**Passage provided:**

Some of the IRIN's F-27-400Ms have been converted to basic maritime patrol duty and have even been reported to have been upgraded with avionics for this role. However, like the P-3Fs, no new external antenna or pods are visible that would give a clue as to the accuracy of this statement or not. At any rate, it is likely that the F-27 would be comparable to the HMS-100 in terms of mission role. Two-to-three aircraft are currently operational.
During the Iran-Iraq war, when the demand for maritime surveillance was at its highest and the readiness of the P-3s was the lowest, an unknown number of C-130Hs were converted for the maritime surveillance role. The exact nature of these modifications are unknown but may be similar in nature to the C-130H Ibex ELINT projects undertaken by the IIAF. It is unknown if any C-130s continue to serve in this role.
At the end of the day, the Ir-140MP is not a replacement for the P-3 on a 1-for-1 basis. On a purely mechanical basis, the fact that, empty, its a third the weight of a P-3 means that it's going to have a shorter range (almost a quarter), lower endurance and a lower internal volume available for mission-related subsystems. An aircraft with the range of the P-3 (or beyond!) would be perfectly suited for the IRIN's stated mission which is to project influence through the Gulf of Oman and Arabian Sea from the Horn of Africa to the tip of India. Recent operations like a continued presence in the Gulf of Aden and visits to countries like Syria and Sri Lanka emphasize the IRIN's shift towards a more expeditionary role. These ambitions however have remained hamstrung in many ways by the limited aerial support role of the IRIN. Surface ships like the Alvand frigate are lacking in terms of modern sensor fits. Meanwhile, only one-two submarines are available at any given time for patrol beyond the protection of the Gulf of Oman. So, by default, the responsibility of detecting and identifying potential targets falls to naval aviation as they are the only ones with the potential capability to cover such a large geographic area. Light aircraft like the Ir-140 or F-27 don't have the range to conduct patrols of any significant length beyond the Gulf of Oman.

**Material provided:**
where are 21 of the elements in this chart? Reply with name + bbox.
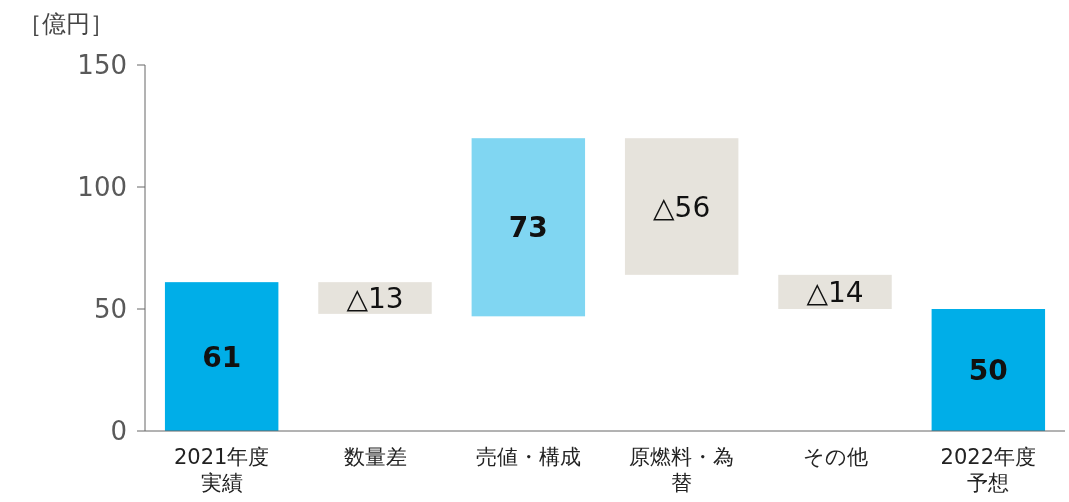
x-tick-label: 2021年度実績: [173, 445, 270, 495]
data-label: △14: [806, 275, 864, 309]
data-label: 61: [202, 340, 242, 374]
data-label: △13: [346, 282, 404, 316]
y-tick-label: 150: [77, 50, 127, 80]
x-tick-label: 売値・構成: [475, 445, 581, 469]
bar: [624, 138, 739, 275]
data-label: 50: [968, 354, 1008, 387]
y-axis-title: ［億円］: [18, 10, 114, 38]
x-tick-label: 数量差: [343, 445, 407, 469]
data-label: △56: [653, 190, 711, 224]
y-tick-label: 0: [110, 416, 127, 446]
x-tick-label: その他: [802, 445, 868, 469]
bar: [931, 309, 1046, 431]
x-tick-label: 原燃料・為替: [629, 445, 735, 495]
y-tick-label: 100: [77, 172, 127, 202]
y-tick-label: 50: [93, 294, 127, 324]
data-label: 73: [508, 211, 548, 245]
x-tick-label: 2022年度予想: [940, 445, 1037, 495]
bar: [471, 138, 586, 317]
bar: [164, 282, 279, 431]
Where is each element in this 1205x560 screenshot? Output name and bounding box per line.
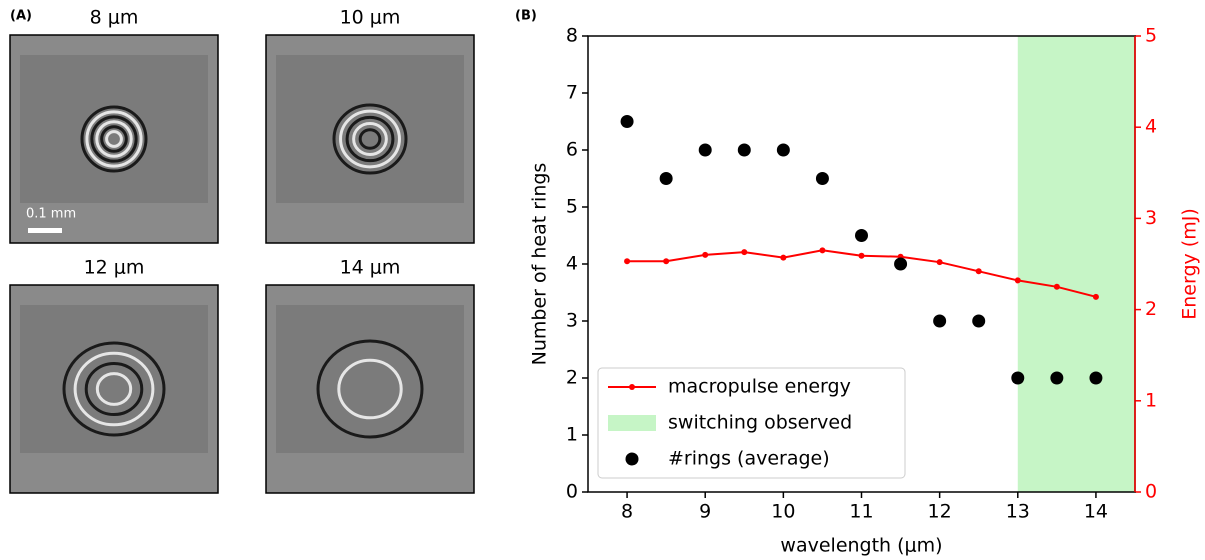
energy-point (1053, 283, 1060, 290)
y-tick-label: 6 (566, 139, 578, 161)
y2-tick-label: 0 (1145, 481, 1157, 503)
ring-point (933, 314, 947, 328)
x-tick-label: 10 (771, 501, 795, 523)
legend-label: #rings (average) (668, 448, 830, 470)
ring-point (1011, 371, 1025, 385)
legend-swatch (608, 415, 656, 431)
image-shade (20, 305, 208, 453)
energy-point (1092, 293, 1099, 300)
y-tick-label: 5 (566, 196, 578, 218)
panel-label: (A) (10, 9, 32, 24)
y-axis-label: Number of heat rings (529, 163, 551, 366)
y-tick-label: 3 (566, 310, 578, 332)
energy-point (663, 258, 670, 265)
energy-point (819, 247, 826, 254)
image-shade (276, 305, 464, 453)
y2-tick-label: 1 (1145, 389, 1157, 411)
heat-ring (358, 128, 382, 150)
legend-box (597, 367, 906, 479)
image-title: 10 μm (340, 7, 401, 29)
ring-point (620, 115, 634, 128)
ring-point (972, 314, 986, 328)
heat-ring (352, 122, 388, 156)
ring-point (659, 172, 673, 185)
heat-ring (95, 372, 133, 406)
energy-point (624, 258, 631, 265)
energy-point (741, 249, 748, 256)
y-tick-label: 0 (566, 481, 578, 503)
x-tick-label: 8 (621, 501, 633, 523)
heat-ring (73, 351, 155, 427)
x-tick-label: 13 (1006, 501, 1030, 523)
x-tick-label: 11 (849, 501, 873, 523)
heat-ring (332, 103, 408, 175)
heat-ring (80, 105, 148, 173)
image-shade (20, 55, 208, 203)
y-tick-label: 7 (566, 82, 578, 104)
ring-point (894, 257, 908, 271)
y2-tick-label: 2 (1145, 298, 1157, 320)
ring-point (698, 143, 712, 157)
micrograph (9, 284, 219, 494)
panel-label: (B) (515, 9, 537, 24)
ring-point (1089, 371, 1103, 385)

**Written exercise 1:** Rewrite the paragraph beginning "During the Iran-Iraq war" from the passage on maritime patrol aircraft as a shorter version that keeps its main facts.
**Written exercise 2:** Format the records, starting at the line containing "x-tick-label: 2021年度実績: [173, 445, 270, 495]" and ending at the line containing "Where is each", as a Markdown table with the columns Row and Record line, numbering each row and leaving out blank lines.

**Correct answer 1:** During the Iran-Iraq war, maritime surveillance demand peaked while P-3 readiness was at its lowest, so an unknown number of C-130Hs were converted for that role. The exact modifications are unknown but may resemble the IIAF's C-130H Ibex ELINT projects. Whether any C-130s still serve in this role is unknown.

**Correct answer 2:**
| Row | Record line |
|---|---|
| 1 | x-tick-label: 2021年度実績: [173, 445, 270, 495] |
| 2 | data-label: △14: [806, 275, 864, 309] |
| 3 | data-label: 61: [202, 340, 242, 374] |
| 4 | data-label: △13: [346, 282, 404, 316] |
| 5 | y-tick-label: 150: [77, 50, 127, 80] |
| 6 | x-tick-label: 売値・構成: [475, 445, 581, 469] |
| 7 | bar: [624, 138, 739, 275] |
| 8 | data-label: 50: [968, 354, 1008, 387] |
| 9 | y-axis-title: ［億円］: [18, 10, 114, 38] |
| 10 | x-tick-label: 数量差: [343, 445, 407, 469] |
| 11 | data-label: △56: [653, 190, 711, 224] |
| 12 | y-tick-label: 0: [110, 416, 127, 446] |
| 13 | x-tick-label: その他: [802, 445, 868, 469] |
| 14 | bar: [931, 309, 1046, 431] |
| 15 | x-tick-label: 原燃料・為替: [629, 445, 735, 495] |
| 16 | y-tick-label: 100: [77, 172, 127, 202] |
| 17 | y-tick-label: 50: [93, 294, 127, 324] |
| 18 | data-label: 73: [508, 211, 548, 245] |
| 19 | x-tick-label: 2022年度予想: [940, 445, 1037, 495] |
| 20 | bar: [471, 138, 586, 317] |
| 21 | bar: [164, 282, 279, 431] |
| 22 | Where is each element in this 1205x560 screenshot? Output name and bounding box per line. |